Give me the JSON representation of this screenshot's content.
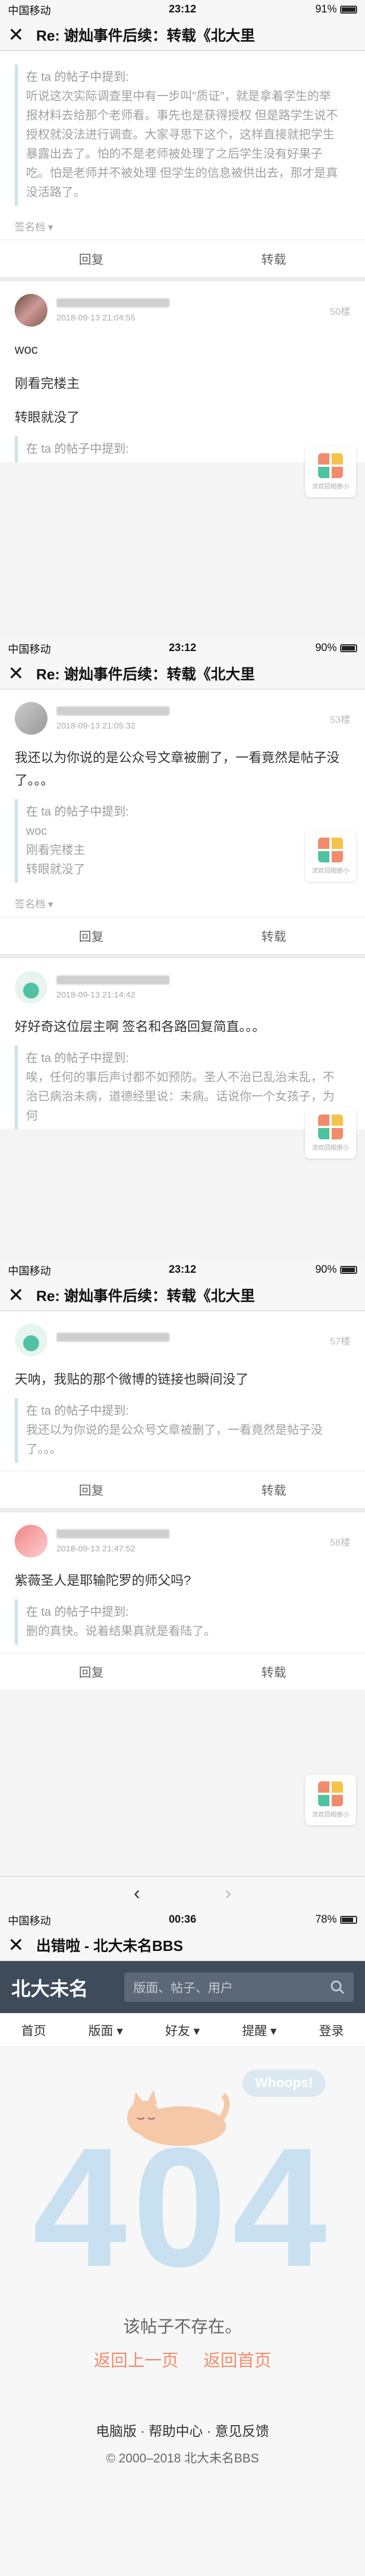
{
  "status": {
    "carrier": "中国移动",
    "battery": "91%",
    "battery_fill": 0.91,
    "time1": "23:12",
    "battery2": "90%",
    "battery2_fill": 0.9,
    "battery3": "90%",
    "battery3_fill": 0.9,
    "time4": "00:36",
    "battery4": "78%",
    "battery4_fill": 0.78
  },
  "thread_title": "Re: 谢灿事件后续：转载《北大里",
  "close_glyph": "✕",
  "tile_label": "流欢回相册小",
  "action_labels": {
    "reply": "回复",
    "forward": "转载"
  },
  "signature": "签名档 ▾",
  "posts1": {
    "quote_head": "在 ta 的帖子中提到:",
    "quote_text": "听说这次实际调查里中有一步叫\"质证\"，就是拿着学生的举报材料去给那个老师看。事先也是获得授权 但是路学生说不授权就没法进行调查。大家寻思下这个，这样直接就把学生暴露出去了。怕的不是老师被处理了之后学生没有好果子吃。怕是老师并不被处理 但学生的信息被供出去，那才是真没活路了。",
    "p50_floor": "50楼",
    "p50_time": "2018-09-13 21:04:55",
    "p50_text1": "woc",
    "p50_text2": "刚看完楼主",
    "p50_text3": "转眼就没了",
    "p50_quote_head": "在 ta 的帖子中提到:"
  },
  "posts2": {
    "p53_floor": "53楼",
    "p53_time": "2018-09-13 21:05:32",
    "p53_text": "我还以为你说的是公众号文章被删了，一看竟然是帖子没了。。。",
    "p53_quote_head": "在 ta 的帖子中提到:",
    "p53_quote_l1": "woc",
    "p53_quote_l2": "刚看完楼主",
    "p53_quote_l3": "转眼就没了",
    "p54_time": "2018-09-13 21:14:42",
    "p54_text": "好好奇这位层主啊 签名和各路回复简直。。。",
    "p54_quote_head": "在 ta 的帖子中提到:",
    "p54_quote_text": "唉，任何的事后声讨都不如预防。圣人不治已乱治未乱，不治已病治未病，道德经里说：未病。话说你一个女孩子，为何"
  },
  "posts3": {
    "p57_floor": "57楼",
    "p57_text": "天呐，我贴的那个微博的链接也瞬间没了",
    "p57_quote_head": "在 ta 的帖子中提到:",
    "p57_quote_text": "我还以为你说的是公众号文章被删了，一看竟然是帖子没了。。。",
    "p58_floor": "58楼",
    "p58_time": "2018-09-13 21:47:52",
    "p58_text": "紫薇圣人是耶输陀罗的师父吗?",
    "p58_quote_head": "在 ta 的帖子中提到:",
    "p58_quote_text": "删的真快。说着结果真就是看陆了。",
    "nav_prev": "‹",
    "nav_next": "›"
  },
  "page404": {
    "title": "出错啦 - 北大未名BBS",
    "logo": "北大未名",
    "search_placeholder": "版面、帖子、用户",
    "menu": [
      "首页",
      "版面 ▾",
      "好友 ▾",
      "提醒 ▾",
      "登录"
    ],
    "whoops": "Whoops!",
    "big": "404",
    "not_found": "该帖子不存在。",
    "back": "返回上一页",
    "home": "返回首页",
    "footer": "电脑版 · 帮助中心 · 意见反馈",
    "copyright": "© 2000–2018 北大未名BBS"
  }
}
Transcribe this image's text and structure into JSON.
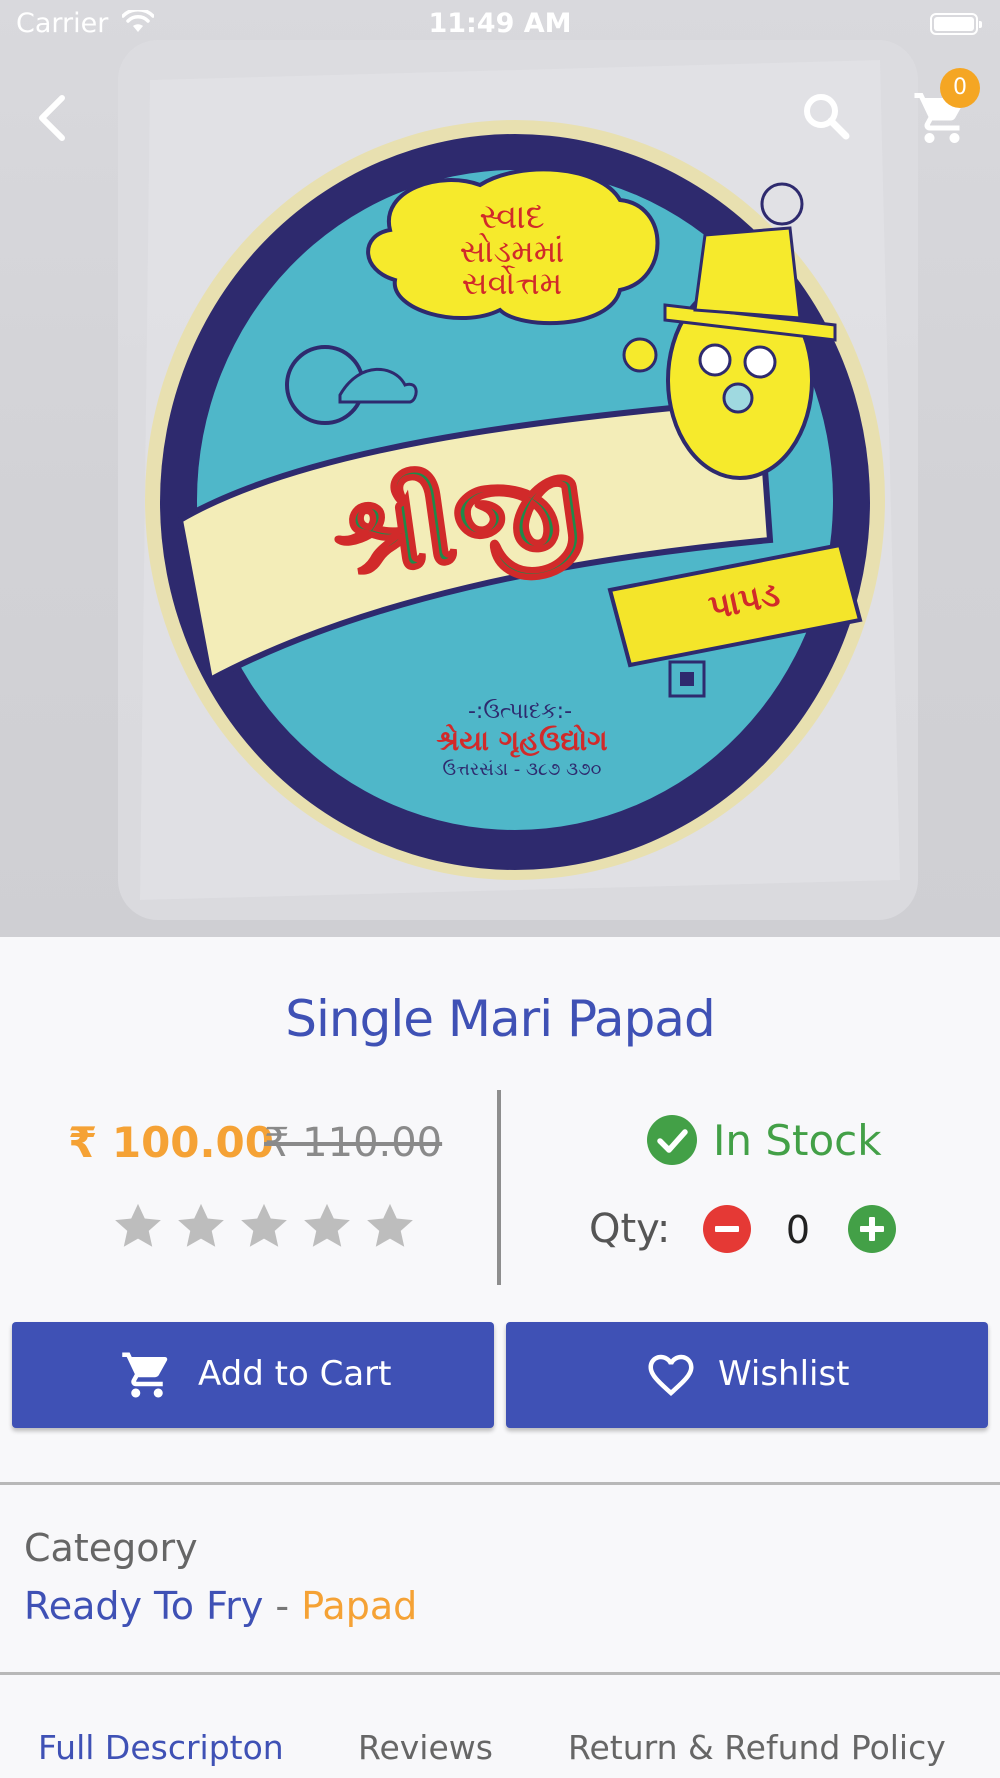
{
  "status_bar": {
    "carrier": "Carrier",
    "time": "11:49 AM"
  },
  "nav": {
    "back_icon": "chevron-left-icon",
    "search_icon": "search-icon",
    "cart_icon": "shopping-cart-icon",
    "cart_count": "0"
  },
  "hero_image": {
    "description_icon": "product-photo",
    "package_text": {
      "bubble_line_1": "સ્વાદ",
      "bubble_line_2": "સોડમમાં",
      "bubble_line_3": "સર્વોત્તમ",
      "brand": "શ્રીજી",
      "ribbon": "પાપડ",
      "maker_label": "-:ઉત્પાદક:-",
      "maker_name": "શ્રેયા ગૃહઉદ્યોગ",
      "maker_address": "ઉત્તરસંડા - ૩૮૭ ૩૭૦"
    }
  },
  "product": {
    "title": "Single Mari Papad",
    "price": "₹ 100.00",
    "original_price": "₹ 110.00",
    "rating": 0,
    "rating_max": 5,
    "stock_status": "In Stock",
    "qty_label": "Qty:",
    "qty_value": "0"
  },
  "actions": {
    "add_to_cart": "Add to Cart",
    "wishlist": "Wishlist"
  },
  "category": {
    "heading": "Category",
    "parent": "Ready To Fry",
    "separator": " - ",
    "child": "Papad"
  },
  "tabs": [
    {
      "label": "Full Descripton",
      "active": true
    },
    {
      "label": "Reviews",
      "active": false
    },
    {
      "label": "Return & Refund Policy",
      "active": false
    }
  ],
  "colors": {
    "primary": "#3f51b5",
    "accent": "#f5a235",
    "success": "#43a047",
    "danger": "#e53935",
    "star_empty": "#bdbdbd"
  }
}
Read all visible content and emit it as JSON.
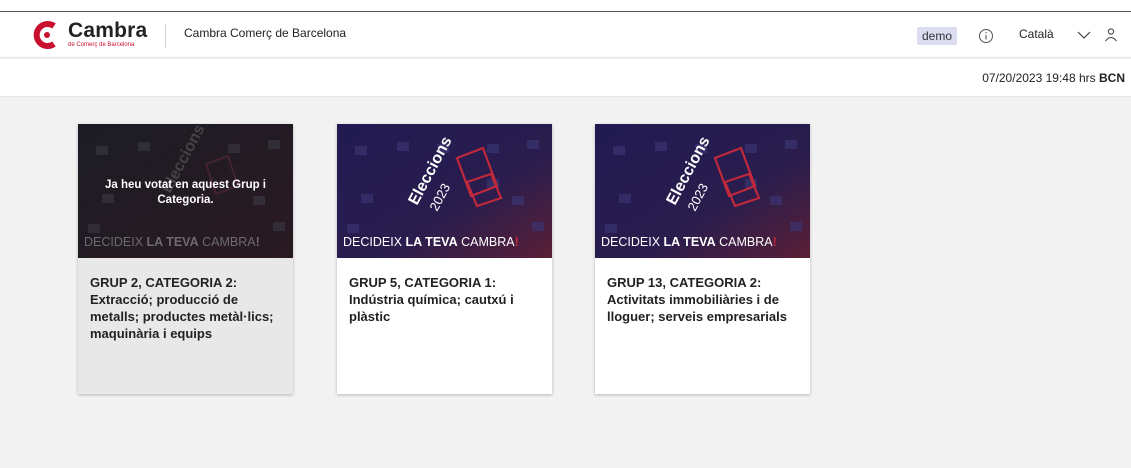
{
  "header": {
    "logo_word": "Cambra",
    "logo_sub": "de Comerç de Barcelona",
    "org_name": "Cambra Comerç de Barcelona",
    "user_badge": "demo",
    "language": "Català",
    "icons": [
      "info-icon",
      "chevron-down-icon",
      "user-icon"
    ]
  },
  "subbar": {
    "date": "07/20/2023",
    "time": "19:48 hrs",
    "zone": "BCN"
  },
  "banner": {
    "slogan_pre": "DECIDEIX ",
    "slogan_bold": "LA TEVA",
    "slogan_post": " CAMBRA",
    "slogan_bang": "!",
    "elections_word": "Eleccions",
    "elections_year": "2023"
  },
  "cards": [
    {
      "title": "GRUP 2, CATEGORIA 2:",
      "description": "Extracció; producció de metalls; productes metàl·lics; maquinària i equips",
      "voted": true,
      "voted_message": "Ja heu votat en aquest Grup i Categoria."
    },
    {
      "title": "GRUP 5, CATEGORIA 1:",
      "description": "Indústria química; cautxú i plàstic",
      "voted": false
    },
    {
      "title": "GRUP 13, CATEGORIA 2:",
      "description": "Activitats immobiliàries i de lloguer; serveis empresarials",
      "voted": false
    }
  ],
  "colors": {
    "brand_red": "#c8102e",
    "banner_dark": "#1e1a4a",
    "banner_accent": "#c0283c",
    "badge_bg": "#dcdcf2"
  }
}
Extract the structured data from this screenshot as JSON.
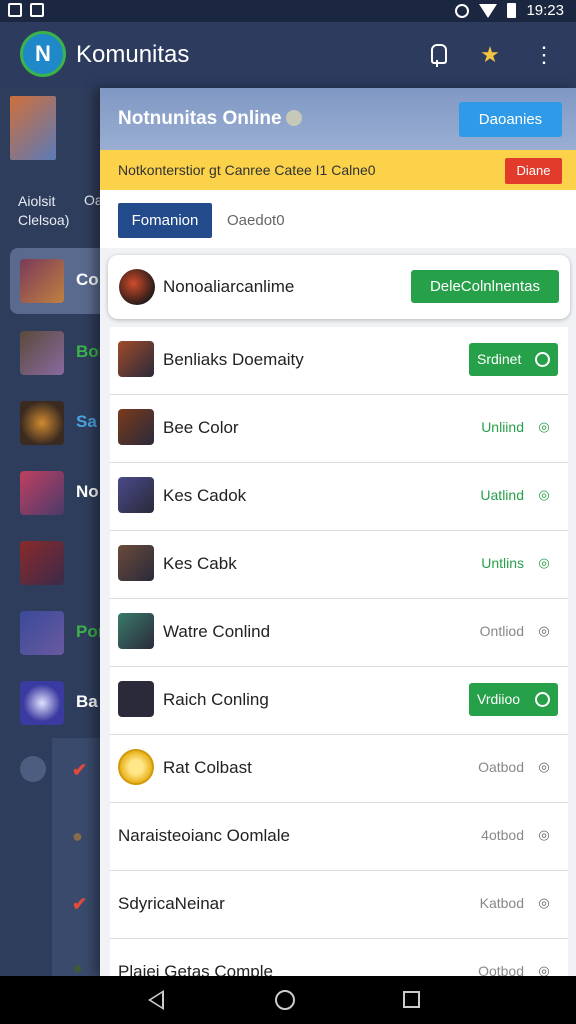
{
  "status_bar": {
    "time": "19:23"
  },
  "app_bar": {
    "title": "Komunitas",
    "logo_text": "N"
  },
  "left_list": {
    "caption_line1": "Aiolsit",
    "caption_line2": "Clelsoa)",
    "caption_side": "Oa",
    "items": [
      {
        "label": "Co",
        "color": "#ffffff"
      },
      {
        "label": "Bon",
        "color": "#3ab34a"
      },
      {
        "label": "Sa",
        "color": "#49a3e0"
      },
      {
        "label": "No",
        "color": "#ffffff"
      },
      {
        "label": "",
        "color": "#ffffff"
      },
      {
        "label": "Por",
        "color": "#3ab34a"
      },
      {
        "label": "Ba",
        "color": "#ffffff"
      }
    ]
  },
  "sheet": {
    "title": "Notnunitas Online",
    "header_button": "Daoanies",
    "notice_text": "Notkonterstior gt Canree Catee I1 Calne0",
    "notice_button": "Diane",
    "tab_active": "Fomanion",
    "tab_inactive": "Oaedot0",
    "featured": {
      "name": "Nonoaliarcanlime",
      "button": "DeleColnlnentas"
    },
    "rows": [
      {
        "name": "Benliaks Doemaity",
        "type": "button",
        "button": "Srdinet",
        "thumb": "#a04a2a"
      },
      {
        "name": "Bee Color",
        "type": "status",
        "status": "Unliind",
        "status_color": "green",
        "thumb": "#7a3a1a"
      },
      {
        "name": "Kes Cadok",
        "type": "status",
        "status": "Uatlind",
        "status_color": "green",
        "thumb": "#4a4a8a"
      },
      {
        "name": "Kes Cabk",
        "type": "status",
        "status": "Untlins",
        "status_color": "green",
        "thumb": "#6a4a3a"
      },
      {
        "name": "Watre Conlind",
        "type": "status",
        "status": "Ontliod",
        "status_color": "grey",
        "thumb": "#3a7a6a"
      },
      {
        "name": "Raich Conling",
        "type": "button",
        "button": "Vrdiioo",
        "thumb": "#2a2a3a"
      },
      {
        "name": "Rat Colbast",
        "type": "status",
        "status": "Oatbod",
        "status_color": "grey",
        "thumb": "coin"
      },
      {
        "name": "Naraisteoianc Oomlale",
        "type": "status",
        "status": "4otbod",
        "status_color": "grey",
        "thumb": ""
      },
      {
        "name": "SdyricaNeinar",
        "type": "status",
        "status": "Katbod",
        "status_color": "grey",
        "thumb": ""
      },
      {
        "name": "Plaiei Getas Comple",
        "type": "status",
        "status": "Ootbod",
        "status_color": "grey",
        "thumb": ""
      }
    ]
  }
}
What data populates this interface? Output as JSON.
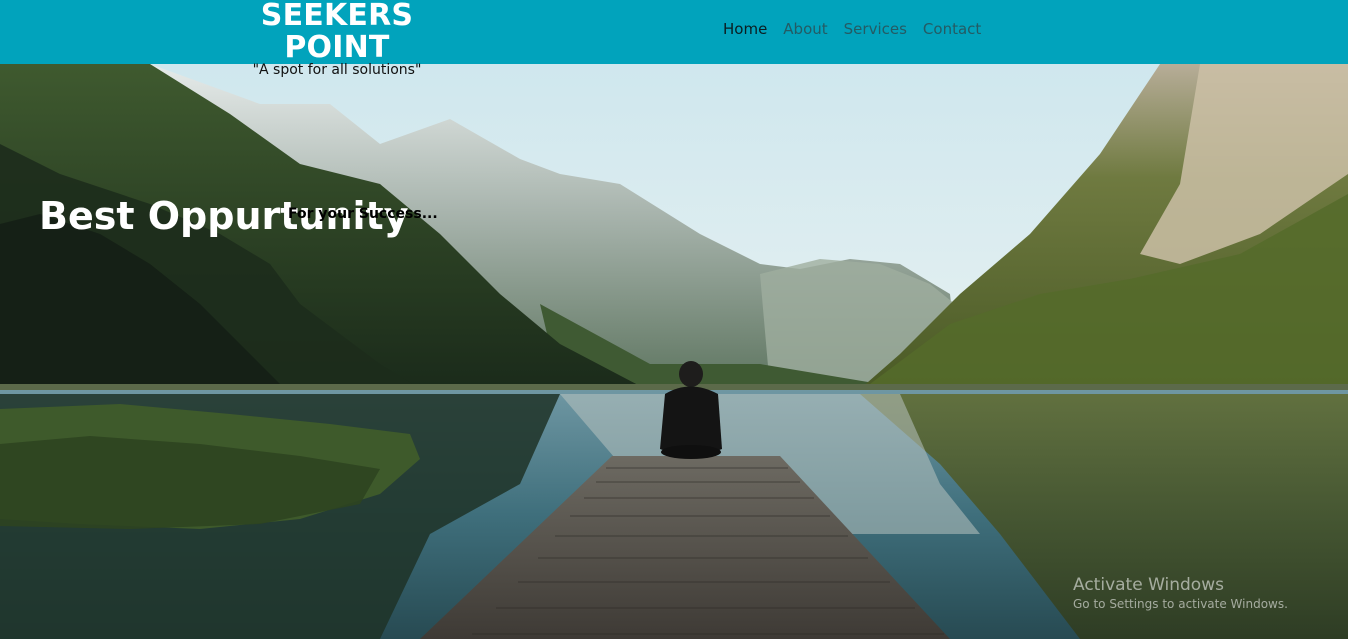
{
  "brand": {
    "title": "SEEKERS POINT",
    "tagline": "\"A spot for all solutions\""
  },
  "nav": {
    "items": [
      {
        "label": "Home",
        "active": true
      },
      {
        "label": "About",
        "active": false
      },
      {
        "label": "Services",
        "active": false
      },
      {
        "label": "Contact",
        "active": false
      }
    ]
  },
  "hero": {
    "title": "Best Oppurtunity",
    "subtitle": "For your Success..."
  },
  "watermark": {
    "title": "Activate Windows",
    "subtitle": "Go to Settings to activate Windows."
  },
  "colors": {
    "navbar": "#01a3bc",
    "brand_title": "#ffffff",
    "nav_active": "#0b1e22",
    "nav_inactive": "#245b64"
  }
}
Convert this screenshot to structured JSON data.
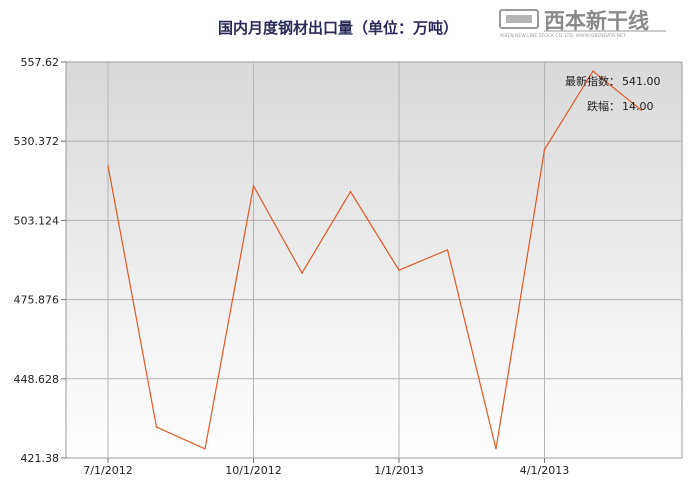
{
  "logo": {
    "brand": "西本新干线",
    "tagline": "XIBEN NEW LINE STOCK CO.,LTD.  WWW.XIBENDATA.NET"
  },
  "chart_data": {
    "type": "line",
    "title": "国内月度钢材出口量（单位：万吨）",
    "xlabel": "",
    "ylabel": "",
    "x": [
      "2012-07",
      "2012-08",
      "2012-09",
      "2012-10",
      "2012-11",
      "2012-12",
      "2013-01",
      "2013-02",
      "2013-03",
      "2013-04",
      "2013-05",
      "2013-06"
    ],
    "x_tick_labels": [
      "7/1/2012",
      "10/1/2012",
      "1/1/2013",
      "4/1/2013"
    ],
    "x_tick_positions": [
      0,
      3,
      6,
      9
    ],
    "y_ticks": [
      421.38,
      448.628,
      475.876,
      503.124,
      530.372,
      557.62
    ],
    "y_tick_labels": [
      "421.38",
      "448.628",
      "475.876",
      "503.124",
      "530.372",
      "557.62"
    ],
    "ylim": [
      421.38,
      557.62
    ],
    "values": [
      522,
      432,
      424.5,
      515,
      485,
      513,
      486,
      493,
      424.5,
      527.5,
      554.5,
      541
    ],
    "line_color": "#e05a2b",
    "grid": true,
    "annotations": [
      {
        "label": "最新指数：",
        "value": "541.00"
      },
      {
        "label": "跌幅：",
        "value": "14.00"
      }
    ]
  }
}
━━━━━━━━━━━━━━━━━━━━
## GIVEN TASK
Only lines that contain the word "Barcelona" are wanted; copy each of them.

## WRITTEN ANSWER
    "logo_sub": "de Comerç de Barcelona",
    "org_name": "Cambra Comerç de Barcelona",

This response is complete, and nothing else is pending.